Data records
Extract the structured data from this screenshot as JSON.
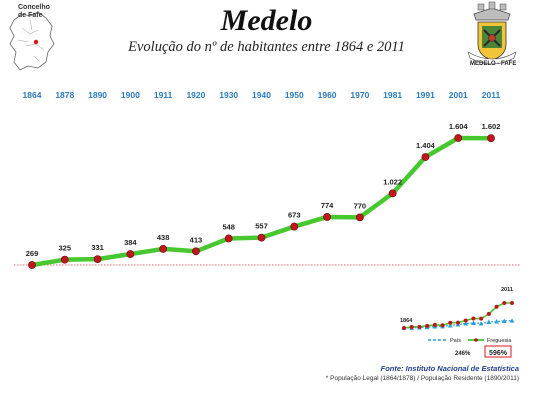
{
  "header": {
    "title": "Medelo",
    "subtitle": "Evolução do nº de habitantes entre 1864 e 2011",
    "map_label": "Concelho de Fafe",
    "crest_caption": "MEDELO - FAFE"
  },
  "footer": {
    "source": "Fonte: Instituto Nacional de Estatística",
    "note": "* População Legal (1864/1878) /  População Residente (1890/2011)"
  },
  "colors": {
    "line": "#46c82e",
    "marker": "#c0161c",
    "year": "#2c7bbf",
    "pais": "#2a9fd8",
    "ref_line": "#e0303a"
  },
  "chart_data": [
    {
      "type": "line",
      "title": "Evolução do nº de habitantes entre 1864 e 2011",
      "categories": [
        "1864",
        "1878",
        "1890",
        "1900",
        "1911",
        "1920",
        "1930",
        "1940",
        "1950",
        "1960",
        "1970",
        "1981",
        "1991",
        "2001",
        "2011"
      ],
      "series": [
        {
          "name": "Freguesia",
          "values": [
            269,
            325,
            331,
            384,
            438,
            413,
            548,
            557,
            673,
            774,
            770,
            1022,
            1404,
            1604,
            1602
          ],
          "labels": [
            "269",
            "325",
            "331",
            "384",
            "438",
            "413",
            "548",
            "557",
            "673",
            "774",
            "770",
            "1.022",
            "1.404",
            "1.604",
            "1.602"
          ]
        }
      ],
      "ylim": [
        0,
        1700
      ],
      "reference_value": 269,
      "grid": false
    },
    {
      "type": "line",
      "title": "",
      "x_start_label": "1864",
      "x_end_label": "2011",
      "series": [
        {
          "name": "País",
          "relative_growth": [
            1.0,
            1.03,
            1.1,
            1.16,
            1.3,
            1.32,
            1.5,
            1.7,
            1.9,
            2.0,
            1.9,
            2.2,
            2.3,
            2.4,
            2.46
          ]
        },
        {
          "name": "Freguesia",
          "relative_growth": [
            1.0,
            1.21,
            1.23,
            1.43,
            1.63,
            1.54,
            2.04,
            2.07,
            2.5,
            2.88,
            2.86,
            3.8,
            5.22,
            5.96,
            5.96
          ]
        }
      ],
      "legend": [
        "País",
        "Freguesia"
      ],
      "growth_labels": {
        "pais": "246%",
        "freguesia": "596%"
      }
    }
  ]
}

Exercise requirements: Show each line holding the word "Evolução".

Task output:
    "subtitle": "Evolução do nº de habitantes entre 1864 e 2011",
      "title": "Evolução do nº de habitantes entre 1864 e 2011",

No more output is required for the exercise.